REQUIRED TASK. Scan the following material for the string "JSON" and copy each line in which it appears.

DATA ROWS.
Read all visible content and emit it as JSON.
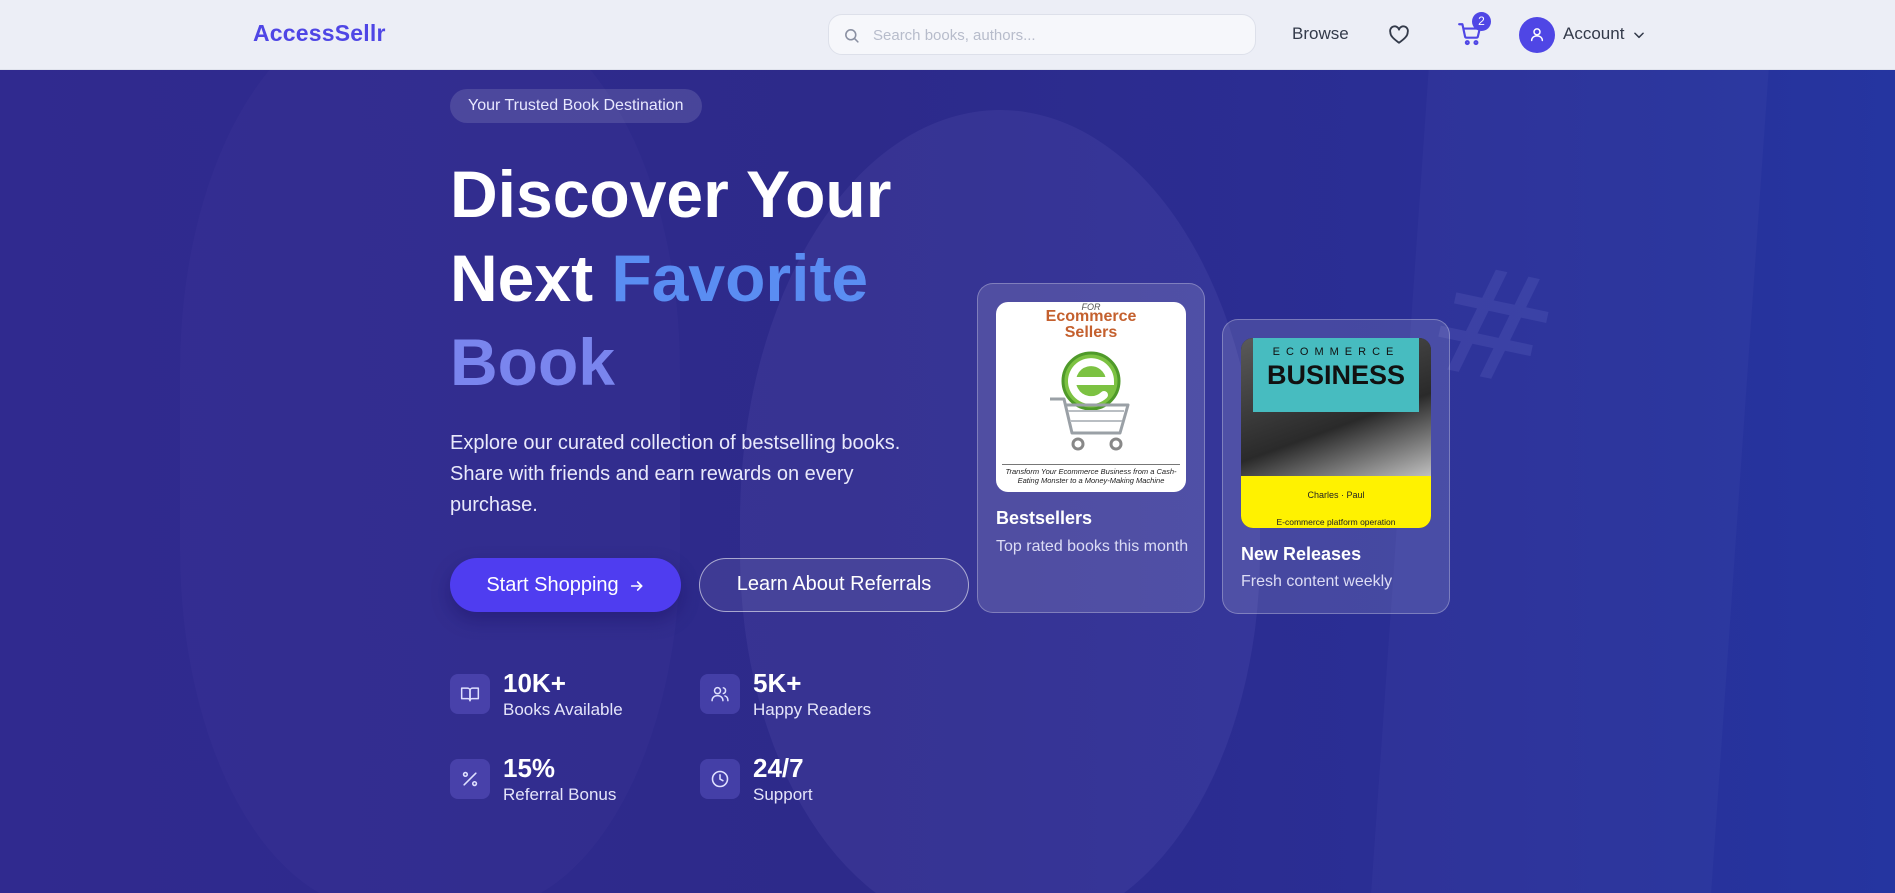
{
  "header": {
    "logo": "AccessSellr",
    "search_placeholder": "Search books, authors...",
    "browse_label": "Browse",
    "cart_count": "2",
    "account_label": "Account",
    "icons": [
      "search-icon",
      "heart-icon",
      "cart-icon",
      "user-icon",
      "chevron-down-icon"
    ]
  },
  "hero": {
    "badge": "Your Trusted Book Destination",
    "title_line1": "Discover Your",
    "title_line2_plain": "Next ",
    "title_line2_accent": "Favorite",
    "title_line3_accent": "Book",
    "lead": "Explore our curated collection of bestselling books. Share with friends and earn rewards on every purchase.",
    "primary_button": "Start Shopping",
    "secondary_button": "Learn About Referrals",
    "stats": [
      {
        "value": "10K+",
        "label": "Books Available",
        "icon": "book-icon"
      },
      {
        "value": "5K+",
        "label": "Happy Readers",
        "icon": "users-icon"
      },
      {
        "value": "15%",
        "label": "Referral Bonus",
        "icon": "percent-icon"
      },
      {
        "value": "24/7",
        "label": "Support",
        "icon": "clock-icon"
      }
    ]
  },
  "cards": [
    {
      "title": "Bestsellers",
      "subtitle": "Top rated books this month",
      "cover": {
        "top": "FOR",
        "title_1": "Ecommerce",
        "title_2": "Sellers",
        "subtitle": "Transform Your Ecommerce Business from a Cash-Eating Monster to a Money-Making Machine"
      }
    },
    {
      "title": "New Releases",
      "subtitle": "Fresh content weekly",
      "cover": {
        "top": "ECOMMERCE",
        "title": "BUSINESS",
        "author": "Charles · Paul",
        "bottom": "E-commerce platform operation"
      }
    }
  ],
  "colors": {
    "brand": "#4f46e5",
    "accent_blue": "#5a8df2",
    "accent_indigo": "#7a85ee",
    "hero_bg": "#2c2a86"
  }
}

---

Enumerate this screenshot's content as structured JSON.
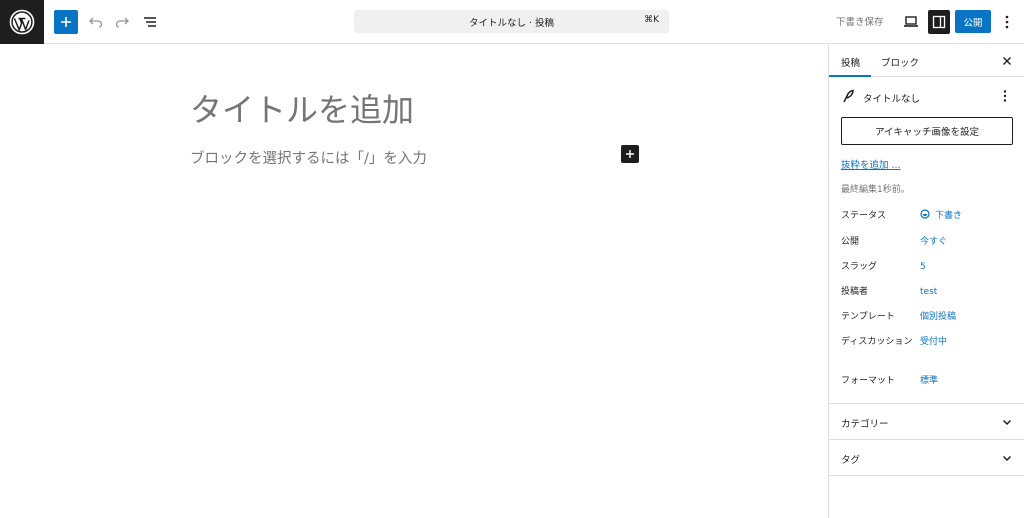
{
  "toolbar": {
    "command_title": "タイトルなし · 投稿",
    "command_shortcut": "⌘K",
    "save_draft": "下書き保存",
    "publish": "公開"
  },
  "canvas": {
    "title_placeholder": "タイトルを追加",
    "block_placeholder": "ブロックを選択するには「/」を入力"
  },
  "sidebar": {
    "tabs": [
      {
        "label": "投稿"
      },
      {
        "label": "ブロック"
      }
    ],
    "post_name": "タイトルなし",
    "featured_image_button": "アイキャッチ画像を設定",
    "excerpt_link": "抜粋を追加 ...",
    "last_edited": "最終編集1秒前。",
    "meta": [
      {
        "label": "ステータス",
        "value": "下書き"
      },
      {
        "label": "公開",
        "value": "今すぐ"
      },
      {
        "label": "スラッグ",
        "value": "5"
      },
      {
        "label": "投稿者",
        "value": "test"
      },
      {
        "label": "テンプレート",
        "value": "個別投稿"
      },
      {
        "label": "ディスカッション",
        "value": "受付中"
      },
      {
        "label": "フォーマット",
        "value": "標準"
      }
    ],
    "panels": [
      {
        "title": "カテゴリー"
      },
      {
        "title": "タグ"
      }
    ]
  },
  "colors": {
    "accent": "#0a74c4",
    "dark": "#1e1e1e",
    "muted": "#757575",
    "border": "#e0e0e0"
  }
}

==

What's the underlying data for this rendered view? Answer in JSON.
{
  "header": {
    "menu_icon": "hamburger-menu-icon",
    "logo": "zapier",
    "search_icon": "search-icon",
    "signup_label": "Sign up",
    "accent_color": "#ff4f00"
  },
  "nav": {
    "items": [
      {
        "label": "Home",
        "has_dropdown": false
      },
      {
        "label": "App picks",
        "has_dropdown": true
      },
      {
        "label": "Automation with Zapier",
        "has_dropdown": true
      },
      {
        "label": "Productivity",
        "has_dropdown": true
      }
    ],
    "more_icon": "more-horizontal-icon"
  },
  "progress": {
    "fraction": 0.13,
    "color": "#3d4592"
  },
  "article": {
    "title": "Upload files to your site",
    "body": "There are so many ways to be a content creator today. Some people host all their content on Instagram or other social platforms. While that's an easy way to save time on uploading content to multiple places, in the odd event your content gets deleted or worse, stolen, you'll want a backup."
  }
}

WRITTEN ANSWER.
Read all visible content and emit it as JSON.
Enumerate this screenshot's content as structured JSON.
What's the underlying data for this rendered view? Answer in JSON.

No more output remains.